Recorded data
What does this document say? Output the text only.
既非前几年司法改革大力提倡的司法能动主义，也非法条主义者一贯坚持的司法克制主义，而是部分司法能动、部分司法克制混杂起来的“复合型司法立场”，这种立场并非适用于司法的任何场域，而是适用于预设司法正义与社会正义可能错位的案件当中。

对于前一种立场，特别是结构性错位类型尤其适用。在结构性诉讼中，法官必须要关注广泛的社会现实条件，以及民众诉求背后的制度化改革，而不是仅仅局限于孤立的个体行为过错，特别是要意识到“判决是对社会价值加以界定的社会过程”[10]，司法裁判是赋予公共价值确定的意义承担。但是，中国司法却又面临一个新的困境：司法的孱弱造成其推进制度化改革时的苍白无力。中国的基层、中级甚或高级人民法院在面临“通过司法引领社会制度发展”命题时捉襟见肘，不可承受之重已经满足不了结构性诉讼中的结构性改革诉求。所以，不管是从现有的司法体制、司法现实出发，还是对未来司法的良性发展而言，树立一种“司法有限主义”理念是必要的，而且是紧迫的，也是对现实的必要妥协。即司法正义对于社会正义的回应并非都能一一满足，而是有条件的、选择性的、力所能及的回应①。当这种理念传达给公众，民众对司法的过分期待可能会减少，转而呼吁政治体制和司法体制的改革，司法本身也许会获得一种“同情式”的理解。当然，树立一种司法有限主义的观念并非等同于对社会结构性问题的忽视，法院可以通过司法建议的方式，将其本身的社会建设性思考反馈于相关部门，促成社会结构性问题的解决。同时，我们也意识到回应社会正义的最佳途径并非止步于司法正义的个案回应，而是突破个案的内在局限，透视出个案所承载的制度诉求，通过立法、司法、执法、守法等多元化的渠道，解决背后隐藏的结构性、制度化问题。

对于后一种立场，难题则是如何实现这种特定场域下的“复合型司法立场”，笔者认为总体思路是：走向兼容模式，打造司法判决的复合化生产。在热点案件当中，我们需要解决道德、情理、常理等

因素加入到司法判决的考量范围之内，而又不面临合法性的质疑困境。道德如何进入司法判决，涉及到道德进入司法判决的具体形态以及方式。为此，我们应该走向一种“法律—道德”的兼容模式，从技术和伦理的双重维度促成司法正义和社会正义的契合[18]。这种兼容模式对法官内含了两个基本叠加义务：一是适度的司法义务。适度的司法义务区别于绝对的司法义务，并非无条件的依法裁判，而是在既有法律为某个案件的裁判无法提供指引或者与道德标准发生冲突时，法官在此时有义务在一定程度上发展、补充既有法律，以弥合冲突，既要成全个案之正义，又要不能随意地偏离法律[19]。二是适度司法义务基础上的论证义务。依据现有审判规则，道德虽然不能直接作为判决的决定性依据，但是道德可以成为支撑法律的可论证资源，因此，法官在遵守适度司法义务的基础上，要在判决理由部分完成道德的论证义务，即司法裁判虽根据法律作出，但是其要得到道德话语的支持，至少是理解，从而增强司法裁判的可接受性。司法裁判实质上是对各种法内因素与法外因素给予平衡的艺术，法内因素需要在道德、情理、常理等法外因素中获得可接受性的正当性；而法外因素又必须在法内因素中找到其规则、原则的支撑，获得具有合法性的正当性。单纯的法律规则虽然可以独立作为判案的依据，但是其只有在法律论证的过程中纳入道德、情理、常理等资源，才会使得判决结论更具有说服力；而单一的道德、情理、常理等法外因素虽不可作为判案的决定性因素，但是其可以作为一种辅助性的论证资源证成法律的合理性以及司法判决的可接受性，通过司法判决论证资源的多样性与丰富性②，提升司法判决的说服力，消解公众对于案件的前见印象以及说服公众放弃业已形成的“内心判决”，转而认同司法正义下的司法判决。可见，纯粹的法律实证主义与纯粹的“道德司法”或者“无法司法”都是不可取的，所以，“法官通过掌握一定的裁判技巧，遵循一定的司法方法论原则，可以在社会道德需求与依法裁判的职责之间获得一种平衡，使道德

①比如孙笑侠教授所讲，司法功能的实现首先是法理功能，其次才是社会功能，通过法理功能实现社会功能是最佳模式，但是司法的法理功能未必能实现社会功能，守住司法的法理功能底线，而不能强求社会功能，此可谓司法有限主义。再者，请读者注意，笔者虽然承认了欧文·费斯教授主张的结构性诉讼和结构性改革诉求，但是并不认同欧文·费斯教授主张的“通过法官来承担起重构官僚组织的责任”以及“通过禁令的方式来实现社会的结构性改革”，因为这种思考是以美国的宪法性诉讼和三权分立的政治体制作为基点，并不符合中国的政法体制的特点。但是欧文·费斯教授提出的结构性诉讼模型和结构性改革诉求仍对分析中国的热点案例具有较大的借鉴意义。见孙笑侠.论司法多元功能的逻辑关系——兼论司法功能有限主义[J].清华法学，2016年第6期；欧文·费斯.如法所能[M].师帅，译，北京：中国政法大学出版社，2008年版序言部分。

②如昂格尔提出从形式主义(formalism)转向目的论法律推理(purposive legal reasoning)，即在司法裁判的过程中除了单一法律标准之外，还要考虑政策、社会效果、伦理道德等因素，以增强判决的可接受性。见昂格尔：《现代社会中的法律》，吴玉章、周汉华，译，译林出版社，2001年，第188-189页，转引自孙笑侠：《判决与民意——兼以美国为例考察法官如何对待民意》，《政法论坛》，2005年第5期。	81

__The request__: Write out every entry word for word.

__Problem solution__:
What does this document say? Output the text only.
既非前几年司法改革大力提倡的司法能动主义，也非法条主义者一贯坚持的司法克制主义，而是部分司法能动、部分司法克制混杂起来的“复合型司法立场”，这种立场并非适用于司法的任何场域，而是适用于预设司法正义与社会正义可能错位的案件当中。

对于前一种立场，特别是结构性错位类型尤其适用。在结构性诉讼中，法官必须要关注广泛的社会现实条件，以及民众诉求背后的制度化改革，而不是仅仅局限于孤立的个体行为过错，特别是要意识到“判决是对社会价值加以界定的社会过程”[10]，司法裁判是赋予公共价值确定的意义承担。但是，中国司法却又面临一个新的困境：司法的孱弱造成其推进制度化改革时的苍白无力。中国的基层、中级甚或高级人民法院在面临“通过司法引领社会制度发展”命题时捉襟见肘，不可承受之重已经满足不了结构性诉讼中的结构性改革诉求。所以，不管是从现有的司法体制、司法现实出发，还是对未来司法的良性发展而言，树立一种“司法有限主义”理念是必要的，而且是紧迫的，也是对现实的必要妥协。即司法正义对于社会正义的回应并非都能一一满足，而是有条件的、选择性的、力所能及的回应①。当这种理念传达给公众，民众对司法的过分期待可能会减少，转而呼吁政治体制和司法体制的改革，司法本身也许会获得一种“同情式”的理解。当然，树立一种司法有限主义的观念并非等同于对社会结构性问题的忽视，法院可以通过司法建议的方式，将其本身的社会建设性思考反馈于相关部门，促成社会结构性问题的解决。同时，我们也意识到回应社会正义的最佳途径并非止步于司法正义的个案回应，而是突破个案的内在局限，透视出个案所承载的制度诉求，通过立法、司法、执法、守法等多元化的渠道，解决背后隐藏的结构性、制度化问题。

对于后一种立场，难题则是如何实现这种特定场域下的“复合型司法立场”，笔者认为总体思路是：走向兼容模式，打造司法判决的复合化生产。在热点案件当中，我们需要解决道德、情理、常理等

因素加入到司法判决的考量范围之内，而又不面临合法性的质疑困境。道德如何进入司法判决，涉及到道德进入司法判决的具体形态以及方式。为此，我们应该走向一种“法律—道德”的兼容模式，从技术和伦理的双重维度促成司法正义和社会正义的契合[18]。这种兼容模式对法官内含了两个基本叠加义务：一是适度的司法义务。适度的司法义务区别于绝对的司法义务，并非无条件的依法裁判，而是在既有法律为某个案件的裁判无法提供指引或者与道德标准发生冲突时，法官在此时有义务在一定程度上发展、补充既有法律，以弥合冲突，既要成全个案之正义，又要不能随意地偏离法律[19]。二是适度司法义务基础上的论证义务。依据现有审判规则，道德虽然不能直接作为判决的决定性依据，但是道德可以成为支撑法律的可论证资源，因此，法官在遵守适度司法义务的基础上，要在判决理由部分完成道德的论证义务，即司法裁判虽根据法律作出，但是其要得到道德话语的支持，至少是理解，从而增强司法裁判的可接受性。司法裁判实质上是对各种法内因素与法外因素给予平衡的艺术，法内因素需要在道德、情理、常理等法外因素中获得可接受性的正当性；而法外因素又必须在法内因素中找到其规则、原则的支撑，获得具有合法性的正当性。单纯的法律规则虽然可以独立作为判案的依据，但是其只有在法律论证的过程中纳入道德、情理、常理等资源，才会使得判决结论更具有说服力；而单一的道德、情理、常理等法外因素虽不可作为判案的决定性因素，但是其可以作为一种辅助性的论证资源证成法律的合理性以及司法判决的可接受性，通过司法判决论证资源的多样性与丰富性②，提升司法判决的说服力，消解公众对于案件的前见印象以及说服公众放弃业已形成的“内心判决”，转而认同司法正义下的司法判决。可见，纯粹的法律实证主义与纯粹的“道德司法”或者“无法司法”都是不可取的，所以，“法官通过掌握一定的裁判技巧，遵循一定的司法方法论原则，可以在社会道德需求与依法裁判的职责之间获得一种平衡，使道德

①比如孙笑侠教授所讲，司法功能的实现首先是法理功能，其次才是社会功能，通过法理功能实现社会功能是最佳模式，但是司法的法理功能未必能实现社会功能，守住司法的法理功能底线，而不能强求社会功能，此可谓司法有限主义。再者，请读者注意，笔者虽然承认了欧文·费斯教授主张的结构性诉讼和结构性改革诉求，但是并不认同欧文·费斯教授主张的“通过法官来承担起重构官僚组织的责任”以及“通过禁令的方式来实现社会的结构性改革”，因为这种思考是以美国的宪法性诉讼和三权分立的政治体制作为基点，并不符合中国的政法体制的特点。但是欧文·费斯教授提出的结构性诉讼模型和结构性改革诉求仍对分析中国的热点案例具有较大的借鉴意义。见孙笑侠.论司法多元功能的逻辑关系——兼论司法功能有限主义[J].清华法学，2016年第6期；欧文·费斯.如法所能[M].师帅，译，北京：中国政法大学出版社，2008年版序言部分。

②如昂格尔提出从形式主义(formalism)转向目的论法律推理(purposive legal reasoning)，即在司法裁判的过程中除了单一法律标准之外，还要考虑政策、社会效果、伦理道德等因素，以增强判决的可接受性。见昂格尔：《现代社会中的法律》，吴玉章、周汉华，译，译林出版社，2001年，第188-189页，转引自孙笑侠：《判决与民意——兼以美国为例考察法官如何对待民意》，《政法论坛》，2005年第5期。	81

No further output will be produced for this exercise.